What you will do: Write out all the material exactly. Leave nothing out.

Source records:
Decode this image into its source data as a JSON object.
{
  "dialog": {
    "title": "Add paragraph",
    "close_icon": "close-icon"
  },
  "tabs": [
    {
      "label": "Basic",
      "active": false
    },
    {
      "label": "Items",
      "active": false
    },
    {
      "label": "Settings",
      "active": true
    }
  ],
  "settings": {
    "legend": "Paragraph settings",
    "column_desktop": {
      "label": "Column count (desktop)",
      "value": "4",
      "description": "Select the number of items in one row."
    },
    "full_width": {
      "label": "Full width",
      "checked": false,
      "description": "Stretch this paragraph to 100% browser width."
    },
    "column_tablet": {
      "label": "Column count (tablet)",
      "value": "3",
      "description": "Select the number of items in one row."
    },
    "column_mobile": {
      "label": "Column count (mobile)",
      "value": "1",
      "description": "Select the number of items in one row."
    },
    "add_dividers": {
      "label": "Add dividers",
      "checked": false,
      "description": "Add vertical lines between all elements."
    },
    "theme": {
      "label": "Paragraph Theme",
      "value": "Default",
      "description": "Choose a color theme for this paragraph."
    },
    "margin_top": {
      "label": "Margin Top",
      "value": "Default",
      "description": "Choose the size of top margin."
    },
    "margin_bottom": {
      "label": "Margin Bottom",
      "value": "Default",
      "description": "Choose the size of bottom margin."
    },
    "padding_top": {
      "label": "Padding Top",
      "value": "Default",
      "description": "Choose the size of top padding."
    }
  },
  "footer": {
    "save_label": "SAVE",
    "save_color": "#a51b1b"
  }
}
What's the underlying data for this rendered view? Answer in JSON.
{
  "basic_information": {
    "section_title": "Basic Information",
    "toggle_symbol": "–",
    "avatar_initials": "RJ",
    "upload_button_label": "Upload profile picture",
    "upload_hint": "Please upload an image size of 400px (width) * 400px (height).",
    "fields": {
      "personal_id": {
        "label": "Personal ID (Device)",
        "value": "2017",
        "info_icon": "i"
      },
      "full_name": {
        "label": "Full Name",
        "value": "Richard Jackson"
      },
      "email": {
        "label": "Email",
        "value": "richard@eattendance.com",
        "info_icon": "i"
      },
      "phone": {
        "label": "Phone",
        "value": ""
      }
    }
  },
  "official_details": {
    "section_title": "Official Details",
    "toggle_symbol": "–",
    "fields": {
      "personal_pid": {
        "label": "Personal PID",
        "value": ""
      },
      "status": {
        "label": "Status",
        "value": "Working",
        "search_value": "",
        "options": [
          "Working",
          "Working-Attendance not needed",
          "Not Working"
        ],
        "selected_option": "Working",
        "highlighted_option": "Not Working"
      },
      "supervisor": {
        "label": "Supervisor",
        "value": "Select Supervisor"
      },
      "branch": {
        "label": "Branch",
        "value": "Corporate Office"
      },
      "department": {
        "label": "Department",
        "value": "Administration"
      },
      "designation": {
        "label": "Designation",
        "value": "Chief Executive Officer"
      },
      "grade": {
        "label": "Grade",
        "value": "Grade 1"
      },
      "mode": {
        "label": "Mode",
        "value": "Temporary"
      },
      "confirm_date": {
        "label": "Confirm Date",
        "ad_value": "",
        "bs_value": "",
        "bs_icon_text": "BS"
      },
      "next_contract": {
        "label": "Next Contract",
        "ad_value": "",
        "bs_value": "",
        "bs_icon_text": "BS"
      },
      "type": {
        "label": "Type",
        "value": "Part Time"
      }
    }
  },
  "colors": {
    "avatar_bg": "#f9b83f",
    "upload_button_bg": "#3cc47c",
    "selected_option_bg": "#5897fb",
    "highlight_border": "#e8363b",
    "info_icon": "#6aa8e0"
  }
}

Expected output:
Decode this image into its source data as a JSON object.
{
  "dialog": {
    "title": "Add paragraph",
    "close_icon": "close-icon"
  },
  "tabs": [
    {
      "label": "Basic",
      "active": false
    },
    {
      "label": "Items",
      "active": false
    },
    {
      "label": "Settings",
      "active": true
    }
  ],
  "settings": {
    "legend": "Paragraph settings",
    "column_desktop": {
      "label": "Column count (desktop)",
      "value": "4",
      "description": "Select the number of items in one row."
    },
    "full_width": {
      "label": "Full width",
      "checked": false,
      "description": "Stretch this paragraph to 100% browser width."
    },
    "column_tablet": {
      "label": "Column count (tablet)",
      "value": "3",
      "description": "Select the number of items in one row."
    },
    "column_mobile": {
      "label": "Column count (mobile)",
      "value": "1",
      "description": "Select the number of items in one row."
    },
    "add_dividers": {
      "label": "Add dividers",
      "checked": false,
      "description": "Add vertical lines between all elements."
    },
    "theme": {
      "label": "Paragraph Theme",
      "value": "Default",
      "description": "Choose a color theme for this paragraph."
    },
    "margin_top": {
      "label": "Margin Top",
      "value": "Default",
      "description": "Choose the size of top margin."
    },
    "margin_bottom": {
      "label": "Margin Bottom",
      "value": "Default",
      "description": "Choose the size of bottom margin."
    },
    "padding_top": {
      "label": "Padding Top",
      "value": "Default",
      "description": "Choose the size of top padding."
    }
  },
  "footer": {
    "save_label": "SAVE",
    "save_color": "#a51b1b"
  }
}
What's the underlying data for this rendered view? Answer in JSON.
{
  "basic_information": {
    "section_title": "Basic Information",
    "toggle_symbol": "–",
    "avatar_initials": "RJ",
    "upload_button_label": "Upload profile picture",
    "upload_hint": "Please upload an image size of 400px (width) * 400px (height).",
    "fields": {
      "personal_id": {
        "label": "Personal ID (Device)",
        "value": "2017",
        "info_icon": "i"
      },
      "full_name": {
        "label": "Full Name",
        "value": "Richard Jackson"
      },
      "email": {
        "label": "Email",
        "value": "richard@eattendance.com",
        "info_icon": "i"
      },
      "phone": {
        "label": "Phone",
        "value": ""
      }
    }
  },
  "official_details": {
    "section_title": "Official Details",
    "toggle_symbol": "–",
    "fields": {
      "personal_pid": {
        "label": "Personal PID",
        "value": ""
      },
      "status": {
        "label": "Status",
        "value": "Working",
        "search_value": "",
        "options": [
          "Working",
          "Working-Attendance not needed",
          "Not Working"
        ],
        "selected_option": "Working",
        "highlighted_option": "Not Working"
      },
      "supervisor": {
        "label": "Supervisor",
        "value": "Select Supervisor"
      },
      "branch": {
        "label": "Branch",
        "value": "Corporate Office"
      },
      "department": {
        "label": "Department",
        "value": "Administration"
      },
      "designation": {
        "label": "Designation",
        "value": "Chief Executive Officer"
      },
      "grade": {
        "label": "Grade",
        "value": "Grade 1"
      },
      "mode": {
        "label": "Mode",
        "value": "Temporary"
      },
      "confirm_date": {
        "label": "Confirm Date",
        "ad_value": "",
        "bs_value": "",
        "bs_icon_text": "BS"
      },
      "next_contract": {
        "label": "Next Contract",
        "ad_value": "",
        "bs_value": "",
        "bs_icon_text": "BS"
      },
      "type": {
        "label": "Type",
        "value": "Part Time"
      }
    }
  },
  "colors": {
    "avatar_bg": "#f9b83f",
    "upload_button_bg": "#3cc47c",
    "selected_option_bg": "#5897fb",
    "highlight_border": "#e8363b",
    "info_icon": "#6aa8e0"
  }
}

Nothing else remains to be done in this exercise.